** START OF Rows **
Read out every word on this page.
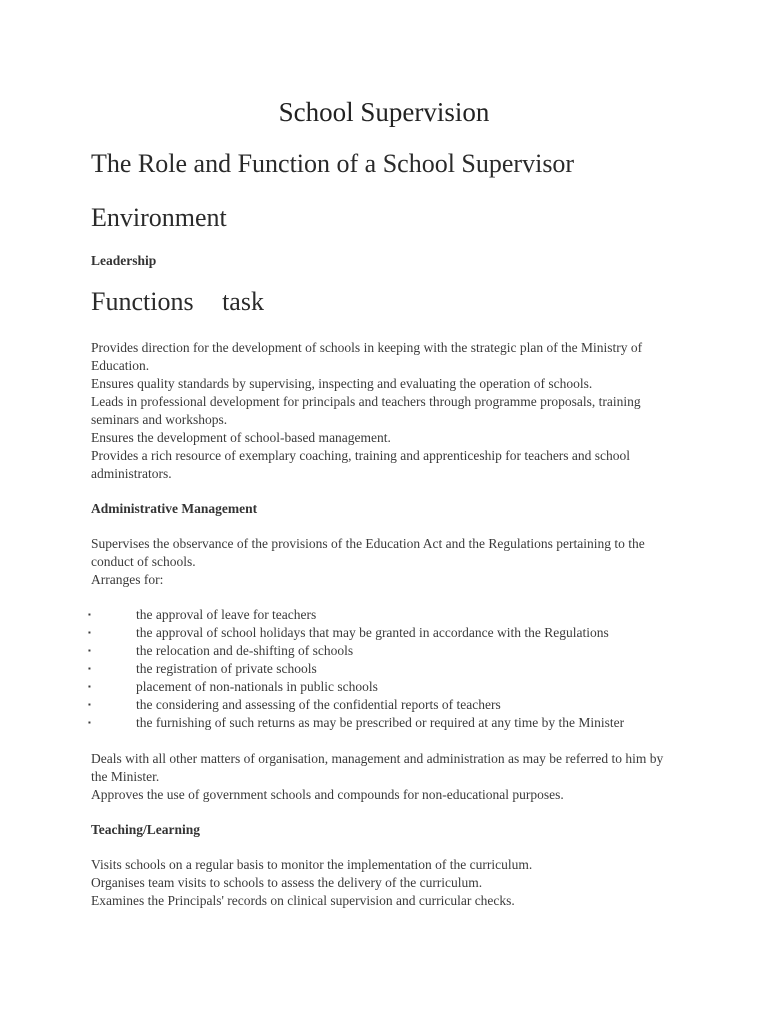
School Supervision
The Role and Function of a School Supervisor
Environment
Leadership
Functions task

Provides direction for the development of schools in keeping with the strategic plan of the Ministry of Education.

Ensures quality standards by supervising, inspecting and evaluating the operation of schools.

Leads in professional development for principals and teachers through programme proposals, training seminars and workshops.

Ensures the development of school-based management.

Provides a rich resource of exemplary coaching, training and apprenticeship for teachers and school administrators.

Administrative Management

Supervises the observance of the provisions of the Education Act and the Regulations pertaining to the conduct of schools.

Arranges for:

▪	the approval of leave for teachers
▪	the approval of school holidays that may be granted in accordance with the Regulations
▪	the relocation and de-shifting of schools
▪	the registration of private schools
▪	placement of non-nationals in public schools
▪	the considering and assessing of the confidential reports of teachers
▪	the furnishing of such returns as may be prescribed or required at any time by the Minister

Deals with all other matters of organisation, management and administration as may be referred to him by the Minister.

Approves the use of government schools and compounds for non-educational purposes.

Teaching/Learning

Visits schools on a regular basis to monitor the implementation of the curriculum.

Organises team visits to schools to assess the delivery of the curriculum.

Examines the Principals' records on clinical supervision and curricular checks.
** END OF Rows **
▸ **Written problem**:
Tally up the lines in the records that contain the word "Provides" and give only the total.

▸ **Output below**:
2